» DO THIS
Please retype the data in full and exactly; the pictures are not part of the copy.

» DATA
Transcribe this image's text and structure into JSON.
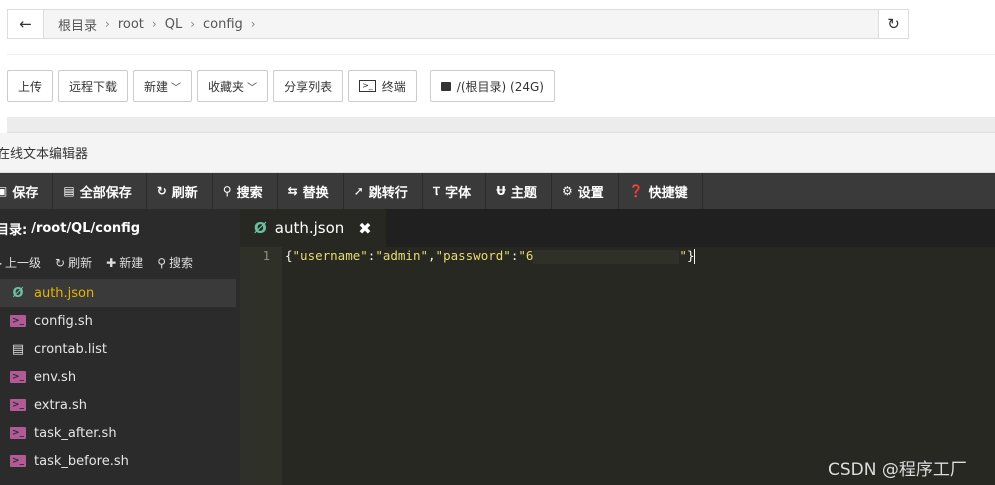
{
  "breadcrumb": {
    "back_icon": "←",
    "items": [
      "根目录",
      "root",
      "QL",
      "config"
    ],
    "separator": "›",
    "refresh_icon": "↻"
  },
  "toolbar": {
    "upload": "上传",
    "remote_download": "远程下载",
    "new": "新建",
    "favorites": "收藏夹",
    "share_list": "分享列表",
    "terminal": "终端",
    "disk": "/(根目录) (24G)"
  },
  "editor": {
    "title": "在线文本编辑器",
    "menu": {
      "save": "保存",
      "save_all": "全部保存",
      "refresh": "刷新",
      "search": "搜索",
      "replace": "替换",
      "goto_line": "跳转行",
      "font": "字体",
      "theme": "主题",
      "settings": "设置",
      "shortcuts": "快捷键"
    },
    "sidebar": {
      "path_label": "目录:",
      "path": "/root/QL/config",
      "actions": {
        "up": "上一级",
        "refresh": "刷新",
        "new": "新建",
        "search": "搜索"
      },
      "files": [
        {
          "name": "auth.json",
          "type": "json",
          "active": true
        },
        {
          "name": "config.sh",
          "type": "sh",
          "active": false
        },
        {
          "name": "crontab.list",
          "type": "list",
          "active": false
        },
        {
          "name": "env.sh",
          "type": "sh",
          "active": false
        },
        {
          "name": "extra.sh",
          "type": "sh",
          "active": false
        },
        {
          "name": "task_after.sh",
          "type": "sh",
          "active": false
        },
        {
          "name": "task_before.sh",
          "type": "sh",
          "active": false
        }
      ]
    },
    "tab": {
      "name": "auth.json",
      "close_icon": "✖"
    },
    "code": {
      "line_number": "1",
      "open_brace": "{",
      "key_username": "\"username\"",
      "colon1": ":",
      "val_username": "\"admin\"",
      "comma": ",",
      "key_password": "\"password\"",
      "colon2": ":",
      "val_password_start": "\"6",
      "val_password_end": "\"",
      "close_brace": "}"
    }
  },
  "watermark": "CSDN @程序工厂"
}
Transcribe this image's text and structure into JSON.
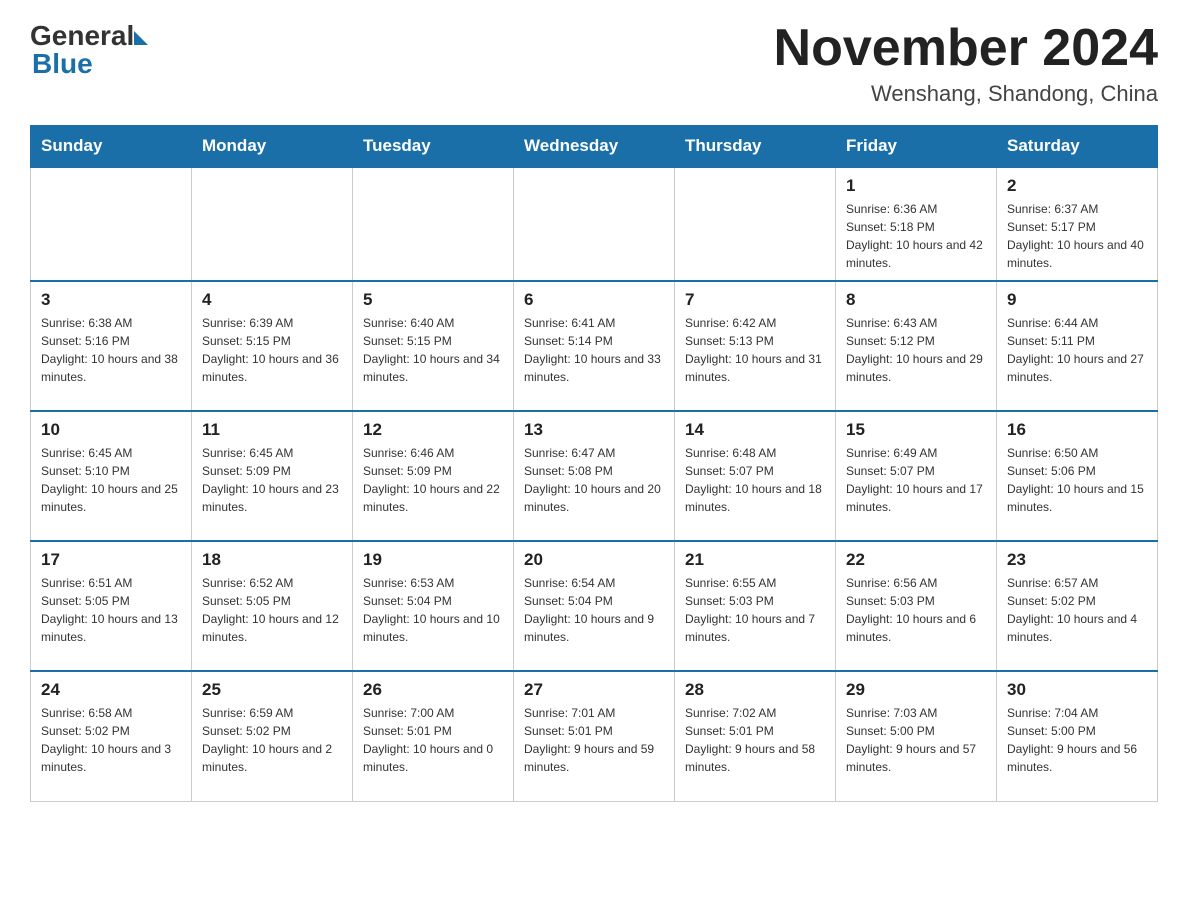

» EXERCISE RESPONSE
Transcribe this image's text and structure into JSON.
{
  "breadcrumb": {
    "back_icon": "←",
    "items": [
      "根目录",
      "root",
      "QL",
      "config"
    ],
    "separator": "›",
    "refresh_icon": "↻"
  },
  "toolbar": {
    "upload": "上传",
    "remote_download": "远程下载",
    "new": "新建",
    "favorites": "收藏夹",
    "share_list": "分享列表",
    "terminal": "终端",
    "disk": "/(根目录) (24G)"
  },
  "editor": {
    "title": "在线文本编辑器",
    "menu": {
      "save": "保存",
      "save_all": "全部保存",
      "refresh": "刷新",
      "search": "搜索",
      "replace": "替换",
      "goto_line": "跳转行",
      "font": "字体",
      "theme": "主题",
      "settings": "设置",
      "shortcuts": "快捷键"
    },
    "sidebar": {
      "path_label": "目录:",
      "path": "/root/QL/config",
      "actions": {
        "up": "上一级",
        "refresh": "刷新",
        "new": "新建",
        "search": "搜索"
      },
      "files": [
        {
          "name": "auth.json",
          "type": "json",
          "active": true
        },
        {
          "name": "config.sh",
          "type": "sh",
          "active": false
        },
        {
          "name": "crontab.list",
          "type": "list",
          "active": false
        },
        {
          "name": "env.sh",
          "type": "sh",
          "active": false
        },
        {
          "name": "extra.sh",
          "type": "sh",
          "active": false
        },
        {
          "name": "task_after.sh",
          "type": "sh",
          "active": false
        },
        {
          "name": "task_before.sh",
          "type": "sh",
          "active": false
        }
      ]
    },
    "tab": {
      "name": "auth.json",
      "close_icon": "✖"
    },
    "code": {
      "line_number": "1",
      "open_brace": "{",
      "key_username": "\"username\"",
      "colon1": ":",
      "val_username": "\"admin\"",
      "comma": ",",
      "key_password": "\"password\"",
      "colon2": ":",
      "val_password_start": "\"6",
      "val_password_end": "\"",
      "close_brace": "}"
    }
  },
  "watermark": "CSDN @程序工厂"
}
Transcribe this image's text and structure into JSON.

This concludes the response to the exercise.